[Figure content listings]

-- Begin --

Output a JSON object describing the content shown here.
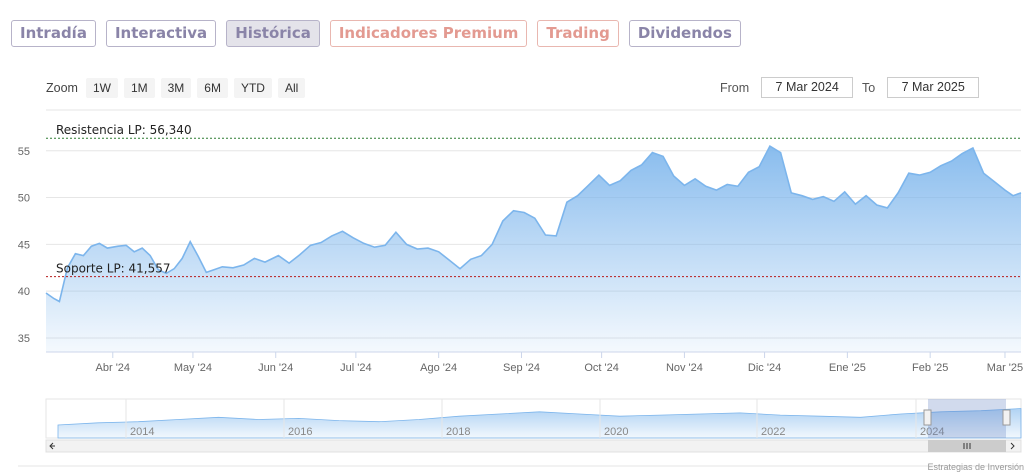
{
  "tabs": [
    {
      "label": "Intradía",
      "state": "normal"
    },
    {
      "label": "Interactiva",
      "state": "normal"
    },
    {
      "label": "Histórica",
      "state": "active"
    },
    {
      "label": "Indicadores Premium",
      "state": "premium"
    },
    {
      "label": "Trading",
      "state": "premium"
    },
    {
      "label": "Dividendos",
      "state": "normal"
    }
  ],
  "zoom": {
    "label": "Zoom",
    "buttons": [
      "1W",
      "1M",
      "3M",
      "6M",
      "YTD",
      "All"
    ]
  },
  "range": {
    "from_label": "From",
    "from_value": "7 Mar 2024",
    "to_label": "To",
    "to_value": "7 Mar 2025"
  },
  "credit": "Estrategias de Inversión",
  "colors": {
    "line": "#7cb5ec",
    "resistance": "#2e7d32",
    "support": "#b71c1c"
  },
  "chart_data": {
    "type": "area",
    "ylim": [
      33.5,
      58.5
    ],
    "y_ticks": [
      35,
      40,
      45,
      50,
      55
    ],
    "grid": true,
    "x_ticks": [
      "Abr '24",
      "May '24",
      "Jun '24",
      "Jul '24",
      "Ago '24",
      "Sep '24",
      "Oct '24",
      "Nov '24",
      "Dic '24",
      "Ene '25",
      "Feb '25",
      "Mar '25"
    ],
    "x_tick_dates": [
      "2024-04-01",
      "2024-05-01",
      "2024-06-01",
      "2024-07-01",
      "2024-08-01",
      "2024-09-01",
      "2024-10-01",
      "2024-11-01",
      "2024-12-01",
      "2025-01-01",
      "2025-02-01",
      "2025-03-01"
    ],
    "series": [
      {
        "x": [
          "2024-03-07",
          "2024-03-10",
          "2024-03-12",
          "2024-03-15",
          "2024-03-18",
          "2024-03-21",
          "2024-03-24",
          "2024-03-27",
          "2024-03-30",
          "2024-04-03",
          "2024-04-06",
          "2024-04-09",
          "2024-04-12",
          "2024-04-15",
          "2024-04-18",
          "2024-04-21",
          "2024-04-24",
          "2024-04-27",
          "2024-04-30",
          "2024-05-03",
          "2024-05-06",
          "2024-05-09",
          "2024-05-12",
          "2024-05-16",
          "2024-05-20",
          "2024-05-24",
          "2024-05-28",
          "2024-06-02",
          "2024-06-06",
          "2024-06-10",
          "2024-06-14",
          "2024-06-18",
          "2024-06-22",
          "2024-06-26",
          "2024-06-30",
          "2024-07-04",
          "2024-07-08",
          "2024-07-12",
          "2024-07-16",
          "2024-07-20",
          "2024-07-24",
          "2024-07-28",
          "2024-08-01",
          "2024-08-05",
          "2024-08-09",
          "2024-08-13",
          "2024-08-17",
          "2024-08-21",
          "2024-08-25",
          "2024-08-29",
          "2024-09-02",
          "2024-09-06",
          "2024-09-10",
          "2024-09-14",
          "2024-09-18",
          "2024-09-22",
          "2024-09-26",
          "2024-09-30",
          "2024-10-04",
          "2024-10-08",
          "2024-10-12",
          "2024-10-16",
          "2024-10-20",
          "2024-10-24",
          "2024-10-28",
          "2024-11-01",
          "2024-11-05",
          "2024-11-09",
          "2024-11-13",
          "2024-11-17",
          "2024-11-21",
          "2024-11-25",
          "2024-11-29",
          "2024-12-03",
          "2024-12-07",
          "2024-12-11",
          "2024-12-15",
          "2024-12-19",
          "2024-12-23",
          "2024-12-27",
          "2024-12-31",
          "2025-01-04",
          "2025-01-08",
          "2025-01-12",
          "2025-01-16",
          "2025-01-20",
          "2025-01-24",
          "2025-01-28",
          "2025-02-01",
          "2025-02-05",
          "2025-02-09",
          "2025-02-13",
          "2025-02-17",
          "2025-02-21",
          "2025-02-25",
          "2025-03-01",
          "2025-03-04",
          "2025-03-07"
        ],
        "y": [
          39.8,
          39.2,
          38.9,
          42.5,
          44.0,
          43.8,
          44.8,
          45.1,
          44.6,
          44.8,
          44.9,
          44.2,
          44.6,
          43.8,
          42.3,
          41.9,
          42.4,
          43.5,
          45.3,
          43.7,
          42.0,
          42.3,
          42.6,
          42.5,
          42.8,
          43.5,
          43.1,
          43.8,
          43.0,
          43.9,
          44.9,
          45.2,
          45.9,
          46.4,
          45.7,
          45.1,
          44.7,
          44.9,
          46.3,
          45.0,
          44.5,
          44.6,
          44.2,
          43.3,
          42.4,
          43.4,
          43.8,
          45.0,
          47.5,
          48.6,
          48.4,
          47.8,
          46.0,
          45.9,
          49.5,
          50.2,
          51.3,
          52.4,
          51.3,
          51.8,
          52.9,
          53.5,
          54.8,
          54.4,
          52.3,
          51.3,
          52.0,
          51.2,
          50.8,
          51.4,
          51.2,
          52.7,
          53.3,
          55.5,
          54.8,
          50.5,
          50.2,
          49.8,
          50.1,
          49.6,
          50.6,
          49.3,
          50.2,
          49.2,
          48.9,
          50.5,
          52.6,
          52.4,
          52.7,
          53.4,
          53.9,
          54.7,
          55.3,
          52.6,
          51.7,
          50.8,
          50.2,
          50.5
        ]
      }
    ],
    "annotations": [
      {
        "label": "Resistencia LP: 56,340",
        "value": 56.34
      },
      {
        "label": "Soporte LP: 41,557",
        "value": 41.557
      }
    ],
    "navigator": {
      "x_ticks": [
        "2014",
        "2016",
        "2018",
        "2020",
        "2022",
        "2024"
      ],
      "values": [
        40,
        42,
        43,
        45,
        47,
        45,
        46,
        44,
        43,
        45,
        48,
        50,
        52,
        50,
        48,
        49,
        50,
        51,
        49,
        48,
        47,
        50,
        52,
        53,
        55
      ]
    }
  }
}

-- End --

Copy every entry word for word, but omit the pictures.

Output a JSON object describing the content shown here.
{
  "tabs": [
    {
      "label": "Intradía",
      "state": "normal"
    },
    {
      "label": "Interactiva",
      "state": "normal"
    },
    {
      "label": "Histórica",
      "state": "active"
    },
    {
      "label": "Indicadores Premium",
      "state": "premium"
    },
    {
      "label": "Trading",
      "state": "premium"
    },
    {
      "label": "Dividendos",
      "state": "normal"
    }
  ],
  "zoom": {
    "label": "Zoom",
    "buttons": [
      "1W",
      "1M",
      "3M",
      "6M",
      "YTD",
      "All"
    ]
  },
  "range": {
    "from_label": "From",
    "from_value": "7 Mar 2024",
    "to_label": "To",
    "to_value": "7 Mar 2025"
  },
  "credit": "Estrategias de Inversión",
  "colors": {
    "line": "#7cb5ec",
    "resistance": "#2e7d32",
    "support": "#b71c1c"
  },
  "chart_data": {
    "type": "area",
    "ylim": [
      33.5,
      58.5
    ],
    "y_ticks": [
      35,
      40,
      45,
      50,
      55
    ],
    "grid": true,
    "x_ticks": [
      "Abr '24",
      "May '24",
      "Jun '24",
      "Jul '24",
      "Ago '24",
      "Sep '24",
      "Oct '24",
      "Nov '24",
      "Dic '24",
      "Ene '25",
      "Feb '25",
      "Mar '25"
    ],
    "x_tick_dates": [
      "2024-04-01",
      "2024-05-01",
      "2024-06-01",
      "2024-07-01",
      "2024-08-01",
      "2024-09-01",
      "2024-10-01",
      "2024-11-01",
      "2024-12-01",
      "2025-01-01",
      "2025-02-01",
      "2025-03-01"
    ],
    "series": [
      {
        "x": [
          "2024-03-07",
          "2024-03-10",
          "2024-03-12",
          "2024-03-15",
          "2024-03-18",
          "2024-03-21",
          "2024-03-24",
          "2024-03-27",
          "2024-03-30",
          "2024-04-03",
          "2024-04-06",
          "2024-04-09",
          "2024-04-12",
          "2024-04-15",
          "2024-04-18",
          "2024-04-21",
          "2024-04-24",
          "2024-04-27",
          "2024-04-30",
          "2024-05-03",
          "2024-05-06",
          "2024-05-09",
          "2024-05-12",
          "2024-05-16",
          "2024-05-20",
          "2024-05-24",
          "2024-05-28",
          "2024-06-02",
          "2024-06-06",
          "2024-06-10",
          "2024-06-14",
          "2024-06-18",
          "2024-06-22",
          "2024-06-26",
          "2024-06-30",
          "2024-07-04",
          "2024-07-08",
          "2024-07-12",
          "2024-07-16",
          "2024-07-20",
          "2024-07-24",
          "2024-07-28",
          "2024-08-01",
          "2024-08-05",
          "2024-08-09",
          "2024-08-13",
          "2024-08-17",
          "2024-08-21",
          "2024-08-25",
          "2024-08-29",
          "2024-09-02",
          "2024-09-06",
          "2024-09-10",
          "2024-09-14",
          "2024-09-18",
          "2024-09-22",
          "2024-09-26",
          "2024-09-30",
          "2024-10-04",
          "2024-10-08",
          "2024-10-12",
          "2024-10-16",
          "2024-10-20",
          "2024-10-24",
          "2024-10-28",
          "2024-11-01",
          "2024-11-05",
          "2024-11-09",
          "2024-11-13",
          "2024-11-17",
          "2024-11-21",
          "2024-11-25",
          "2024-11-29",
          "2024-12-03",
          "2024-12-07",
          "2024-12-11",
          "2024-12-15",
          "2024-12-19",
          "2024-12-23",
          "2024-12-27",
          "2024-12-31",
          "2025-01-04",
          "2025-01-08",
          "2025-01-12",
          "2025-01-16",
          "2025-01-20",
          "2025-01-24",
          "2025-01-28",
          "2025-02-01",
          "2025-02-05",
          "2025-02-09",
          "2025-02-13",
          "2025-02-17",
          "2025-02-21",
          "2025-02-25",
          "2025-03-01",
          "2025-03-04",
          "2025-03-07"
        ],
        "y": [
          39.8,
          39.2,
          38.9,
          42.5,
          44.0,
          43.8,
          44.8,
          45.1,
          44.6,
          44.8,
          44.9,
          44.2,
          44.6,
          43.8,
          42.3,
          41.9,
          42.4,
          43.5,
          45.3,
          43.7,
          42.0,
          42.3,
          42.6,
          42.5,
          42.8,
          43.5,
          43.1,
          43.8,
          43.0,
          43.9,
          44.9,
          45.2,
          45.9,
          46.4,
          45.7,
          45.1,
          44.7,
          44.9,
          46.3,
          45.0,
          44.5,
          44.6,
          44.2,
          43.3,
          42.4,
          43.4,
          43.8,
          45.0,
          47.5,
          48.6,
          48.4,
          47.8,
          46.0,
          45.9,
          49.5,
          50.2,
          51.3,
          52.4,
          51.3,
          51.8,
          52.9,
          53.5,
          54.8,
          54.4,
          52.3,
          51.3,
          52.0,
          51.2,
          50.8,
          51.4,
          51.2,
          52.7,
          53.3,
          55.5,
          54.8,
          50.5,
          50.2,
          49.8,
          50.1,
          49.6,
          50.6,
          49.3,
          50.2,
          49.2,
          48.9,
          50.5,
          52.6,
          52.4,
          52.7,
          53.4,
          53.9,
          54.7,
          55.3,
          52.6,
          51.7,
          50.8,
          50.2,
          50.5
        ]
      }
    ],
    "annotations": [
      {
        "label": "Resistencia LP: 56,340",
        "value": 56.34
      },
      {
        "label": "Soporte LP: 41,557",
        "value": 41.557
      }
    ],
    "navigator": {
      "x_ticks": [
        "2014",
        "2016",
        "2018",
        "2020",
        "2022",
        "2024"
      ],
      "values": [
        40,
        42,
        43,
        45,
        47,
        45,
        46,
        44,
        43,
        45,
        48,
        50,
        52,
        50,
        48,
        49,
        50,
        51,
        49,
        48,
        47,
        50,
        52,
        53,
        55
      ]
    }
  }
}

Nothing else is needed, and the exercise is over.